### RECORDS SHOWN

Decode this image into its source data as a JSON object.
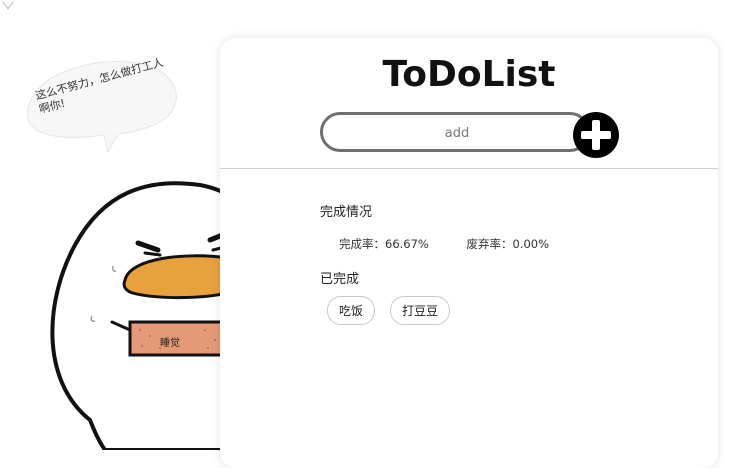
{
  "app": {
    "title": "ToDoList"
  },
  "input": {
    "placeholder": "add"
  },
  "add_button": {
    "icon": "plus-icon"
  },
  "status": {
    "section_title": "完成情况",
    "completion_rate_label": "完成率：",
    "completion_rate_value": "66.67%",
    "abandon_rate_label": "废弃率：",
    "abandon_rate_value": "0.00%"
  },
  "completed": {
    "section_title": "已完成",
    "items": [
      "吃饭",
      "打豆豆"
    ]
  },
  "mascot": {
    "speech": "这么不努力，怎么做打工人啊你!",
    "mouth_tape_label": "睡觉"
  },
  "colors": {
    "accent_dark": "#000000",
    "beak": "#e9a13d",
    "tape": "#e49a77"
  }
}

######

DO THIS:
Without the pictures, copy the material exactly as given.

EXERCISE RESULT:
Decode this image into its source data as a JSON object.
{
  "app": {
    "title": "ToDoList"
  },
  "input": {
    "placeholder": "add"
  },
  "add_button": {
    "icon": "plus-icon"
  },
  "status": {
    "section_title": "完成情况",
    "completion_rate_label": "完成率：",
    "completion_rate_value": "66.67%",
    "abandon_rate_label": "废弃率：",
    "abandon_rate_value": "0.00%"
  },
  "completed": {
    "section_title": "已完成",
    "items": [
      "吃饭",
      "打豆豆"
    ]
  },
  "mascot": {
    "speech": "这么不努力，怎么做打工人啊你!",
    "mouth_tape_label": "睡觉"
  },
  "colors": {
    "accent_dark": "#000000",
    "beak": "#e9a13d",
    "tape": "#e49a77"
  }
}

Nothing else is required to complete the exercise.